STATED EXERCISE ▸
From the passage on the DNS CLASS problem, extract the words starting with "Perhaps the most" and going on through "on that matter.", copied exactly.

EXTRACT PROVIDED ▸
-------------------------

3.6. Alternate Namespaces for Public Use in the DNS Framework: The

    CLASS Problem
 The DNS standards include specification of a CLASS value, which
 "identifies a protocol family or instance of a protocol" (RFC 1034,
 Section 3.6, and elsewhere).  While CLASS was used effectively in the
 early days of the DNS to manage different protocol families within
 the same administrative environment, recent attempts to use it to
 either partition the DNS namespace in other ways such as for
 non-ASCII names (partially to address the issues in Sections 3.2 and
 3.3) or use DNS mechanisms for entirely different namespaces have
 exposed fundamental problems with the mechanism [Sullivan-Class].
 Perhaps the most fundamental of those problems is disagreement about
 whether multiple CLASSes were intended to exist within a given zone
 (with records within RRSETs) or whether different CLASSes implied
 different zones.  Different implementations make different
 assumptions [Faltstrom-2004] [Vixie-20170704].  These problems have
 led to recommendations that it be dropped entirely [Sullivan-Class],
 but discussions on the IETF list and in WGs in mid-2017 made it clear
 that there is no clear consensus on that matter.

-------------------------

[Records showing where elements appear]
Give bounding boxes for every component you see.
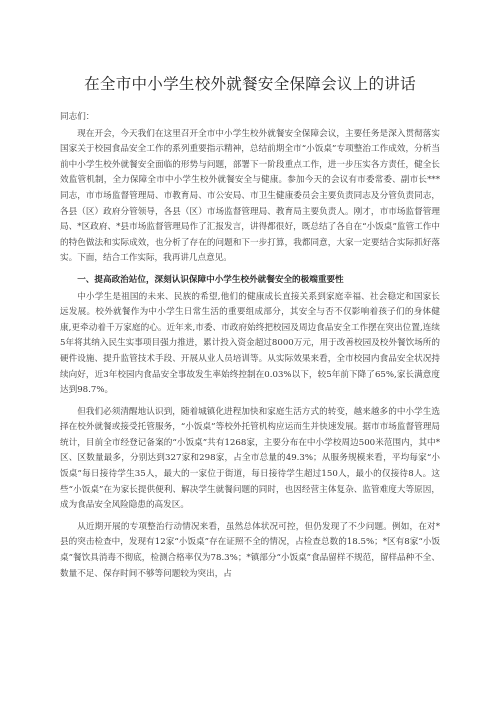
salutation: 同志们：	[60, 112, 95, 122]
section-heading-1: 一、提高政治站位，深刻认识保障中小学生校外就餐安全的极端重要性	[77, 274, 344, 285]
paragraph-situation: 但我们必须清醒地认识到，随着城镇化进程加快和家庭生活方式的转变，越来越多的中小学生选择在校外就餐或接受托管服务，“小饭桌”等校外托管机构应运而生并快速发展。据市市场监督管理局统计，目前全市经登记备案的“小饭桌”共有1268家，主要分布在中小学校周边500米范围内，其中*区、区数量最多，分别达到327家和298家，占全市总量的49.3%；从服务规模来看，平均每家“小饭桌”每日接待学生35人，最大的一家位于街道，每日接待学生超过150人，最小的仅接待8人。这些“小饭桌”在为家长提供便利、解决学生就餐问题的同时，也因经营主体复杂、监管难度大等原因，成为食品安全风险隐患的高发区。	[60, 406, 440, 511]
paragraph-problems: 从近期开展的专项整治行动情况来看，虽然总体状况可控，但仍发现了不少问题。例如，在对*县的突击检查中，发现有12家“小饭桌”存在证照不全的情况，占检查总数的18.5%；*区有8家“小饭桌”餐饮具消毒不彻底，检测合格率仅为78.3%；*镇部分“小饭桌”食品留样不规范，留样品种不全、数量不足、保存时间不够等问题较为突出，占	[60, 521, 440, 579]
document-title: 在全市中小学生校外就餐安全保障会议上的讲话	[84, 75, 416, 93]
document-body	[60, 110, 440, 588]
paragraph-importance: 中小学生是祖国的未来、民族的希望,他们的健康成长直接关系到家庭幸福、社会稳定和国家长远发展。校外就餐作为中小学生日常生活的重要组成部分，其安全与否不仅影响着孩子们的身体健康,更牵动着千万家庭的心。近年来,市委、市政府始终把校园及周边食品安全工作摆在突出位置,连续5年将其纳入民生实事项目强力推进，累计投入资金超过8000万元，用于改善校园及校外餐饮场所的硬件设施、提升监管技术手段、开展从业人员培训等。从实际效果来看，全市校园内食品安全状况持续向好，近3年校园内食品安全事故发生率始终控制在0.03%以下，较5年前下降了65%,家长满意度达到98.7%。	[60, 291, 440, 396]
paragraph-opening: 现在开会，今天我们在这里召开全市中小学生校外就餐安全保障会议，主要任务是深入贯彻落实国家关于校园食品安全工作的系列重要指示精神，总结前期全市“小饭桌”专项整治工作成效，分析当前中小学生校外就餐安全面临的形势与问题，部署下一阶段重点工作，进一步压实各方责任，健全长效监管机制，全力保障全市中小学生校外就餐安全与健康。参加今天的会议有市委常委、副市长***同志，市市场监督管理局、市教育局、市公安局、市卫生健康委员会主要负责同志及分管负责同志，各县（区）政府分管领导，各县（区）市场监督管理局、教育局主要负责人。刚才，市市场监督管理局、*区政府、*县市场监督管理局作了汇报发言，讲得都很好，既总结了各自在“小饭桌”监管工作中的特色做法和实际成效，也分析了存在的问题和下一步打算，我都同意，大家一定要结合实际抓好落实。下面，结合工作实际，我再讲几点意见。	[60, 128, 440, 264]
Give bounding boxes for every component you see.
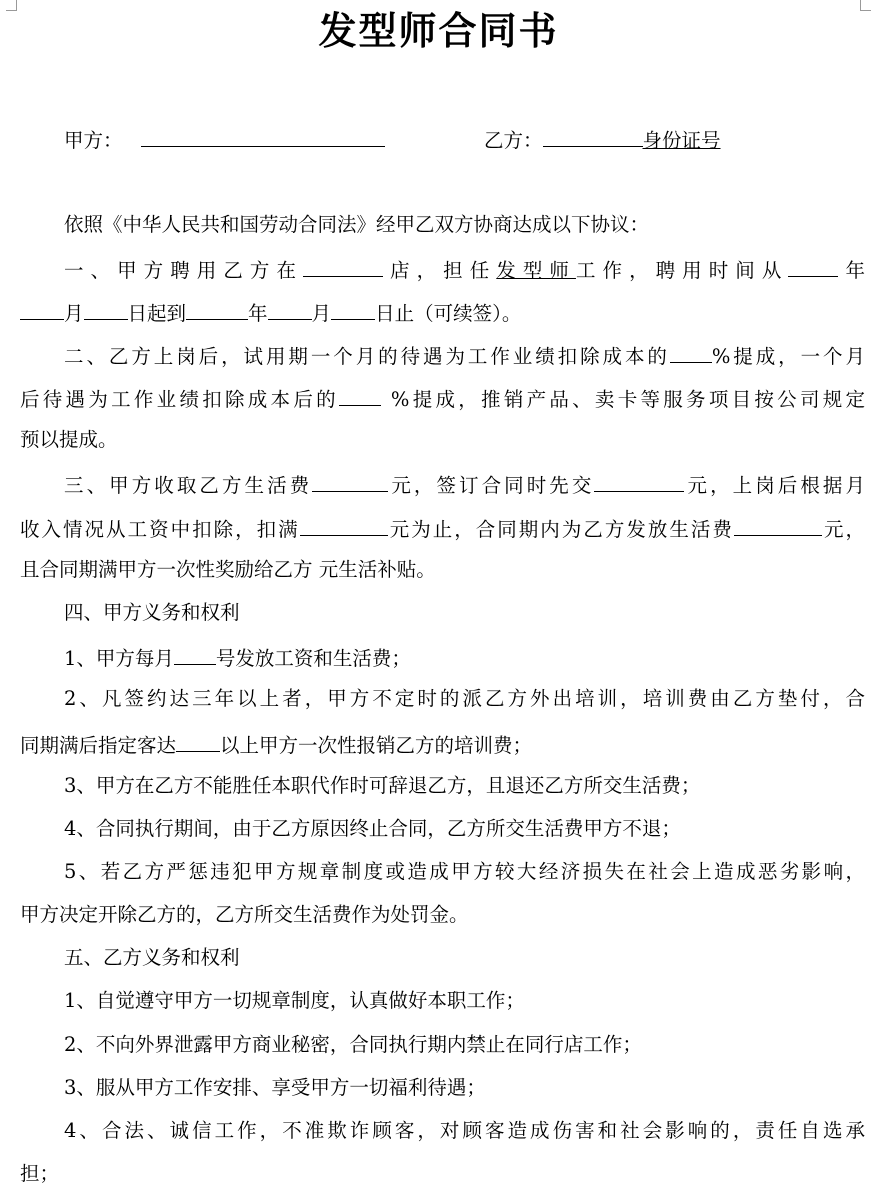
clause-1-start-month-blank xyxy=(20,298,64,320)
customer-count-blank xyxy=(176,730,220,752)
clause-3-line-1 xyxy=(64,470,865,499)
clause-1-position: 发型师 xyxy=(496,259,576,282)
party-a-row xyxy=(64,125,385,154)
clause-1-text-e: 年 xyxy=(838,259,865,282)
section-4-heading: 四、甲方义务和权利 xyxy=(64,601,240,624)
clause-3-text-f: 元， xyxy=(821,518,865,541)
clause-1-end-month-blank xyxy=(268,298,312,320)
intro-line: 依照《中华人民共和国劳动合同法》经甲乙双方协商达成以下协议： xyxy=(64,213,650,236)
clause-3-fee-blank xyxy=(312,470,388,492)
section-4-item-5-line-1: 5、若乙方严惩违犯甲方规章制度或造成甲方较大经济损失在社会上造成恶劣影响， xyxy=(64,860,865,883)
section-4-item-1-text-b: 号发放工资和生活费； xyxy=(215,647,411,670)
section-5-item-1: 1、自觉遵守甲方一切规章制度，认真做好本职工作； xyxy=(64,989,525,1012)
clause-1-start-day-blank xyxy=(84,298,128,320)
section-4-item-3: 3、甲方在乙方不能胜任本职代作时可辞退乙方，且退还乙方所交生活费； xyxy=(64,774,701,797)
party-b-label: 乙方： xyxy=(484,129,543,152)
section-5-item-4-line-2: 担； xyxy=(20,1162,60,1185)
clause-1-end-year-blank xyxy=(186,298,248,320)
clause-1-text-f: 月 xyxy=(64,302,84,325)
clause-2-line-3: 预以提成。 xyxy=(20,428,118,451)
clause-1-text-h: 年 xyxy=(248,302,268,325)
clause-1-text-b: 店，担任 xyxy=(383,259,497,282)
party-a-blank xyxy=(141,125,385,147)
clause-1-text-j: 日止（可续签）。 xyxy=(375,302,522,325)
clause-1-text-d: 工作，聘用时间从 xyxy=(575,259,789,282)
clause-2-text-d: %提成，推销产品、卖卡等服务项目按公司规定 xyxy=(390,388,865,411)
clause-3-line-2 xyxy=(20,514,865,543)
clause-2-text-a: 二、乙方上岗后，试用期一个月的待遇为工作业绩扣除成本的 xyxy=(64,345,670,368)
clause-2-trial-rate-blank xyxy=(670,341,712,363)
section-5-item-4-line-1: 4、合法、诚信工作，不准欺诈顾客，对顾客造成伤害和社会影响的，责任自选承 xyxy=(64,1119,865,1142)
clause-3-text-a: 三、甲方收取乙方生活费 xyxy=(64,474,313,497)
section-4-item-2-text-b: 同期满后指定客达 xyxy=(20,734,177,757)
clause-2-line-1 xyxy=(64,341,865,370)
clause-1-store-blank xyxy=(303,255,383,277)
payday-blank xyxy=(174,643,216,665)
section-4-item-2-line-1: 2、凡签约达三年以上者，甲方不定时的派乙方外出培训，培训费由乙方垫付，合 xyxy=(64,687,865,710)
section-4-item-2-text-c: 以上甲方一次性报销乙方的培训费； xyxy=(220,734,533,757)
clause-1-end-day-blank xyxy=(331,298,375,320)
party-b-blank xyxy=(543,125,643,147)
section-4-item-1-text-a: 1、甲方每月 xyxy=(64,647,174,670)
clause-1-line-1 xyxy=(64,255,865,284)
party-b-row xyxy=(484,125,721,154)
clause-3-text-e: 元为止，合同期内为乙方发放生活费 xyxy=(387,518,734,541)
clause-1-start-year-blank xyxy=(788,255,838,277)
clause-1-text-g: 日起到 xyxy=(127,302,187,325)
section-4-item-2-line-2 xyxy=(20,730,865,759)
clause-3-line-3: 且合同期满甲方一次性奖励给乙方 元生活补贴。 xyxy=(20,558,436,581)
section-4-item-4: 4、合同执行期间，由于乙方原因终止合同，乙方所交生活费甲方不退； xyxy=(64,817,681,840)
clause-1-text-i: 月 xyxy=(311,302,332,325)
clause-1-line-2 xyxy=(20,298,865,327)
section-5-item-3: 3、服从甲方工作安排、享受甲方一切福利待遇； xyxy=(64,1076,486,1099)
clause-2-text-c: 后待遇为工作业绩扣除成本后的 xyxy=(20,388,339,411)
section-4-item-1 xyxy=(64,643,865,672)
clause-3-text-c: 元，上岗后根据月 xyxy=(684,474,865,497)
section-5-heading: 五、乙方义务和权利 xyxy=(64,946,240,969)
clause-2-text-b: %提成，一个月 xyxy=(711,345,865,368)
section-4-item-5-line-2: 甲方决定开除乙方的，乙方所交生活费作为处罚金。 xyxy=(20,903,469,926)
clause-3-text-d: 收入情况从工资中扣除，扣满 xyxy=(20,518,300,541)
document-title: 发型师合同书 xyxy=(318,9,559,53)
clause-3-text-b: 元，签订合同时先交 xyxy=(388,474,595,497)
clause-2-line-2 xyxy=(20,384,865,413)
clause-2-rate-blank xyxy=(339,384,381,406)
clause-1-text-a: 一、甲方聘用乙方在 xyxy=(64,259,303,282)
section-5-item-2: 2、不向外界泄露甲方商业秘密，合同执行期内禁止在同行店工作； xyxy=(64,1033,642,1056)
clause-3-prepay-blank xyxy=(594,470,684,492)
party-b-id-label: 身份证号 xyxy=(642,129,721,152)
clause-3-deduct-blank xyxy=(300,514,388,536)
clause-3-allowance-blank xyxy=(734,514,822,536)
party-a-label: 甲方： xyxy=(64,129,123,152)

-------------------------

TASK OUTPUT ▸
Perhaps the most fundamental of those problems is disagreement about
 whether multiple CLASSes were intended to exist within a given zone
 (with records within RRSETs) or whether different CLASSes implied
 different zones.  Different implementations make different
 assumptions [Faltstrom-2004] [Vixie-20170704].  These problems have
 led to recommendations that it be dropped entirely [Sullivan-Class],
 but discussions on the IETF list and in WGs in mid-2017 made it clear
 that there is no clear consensus on that matter.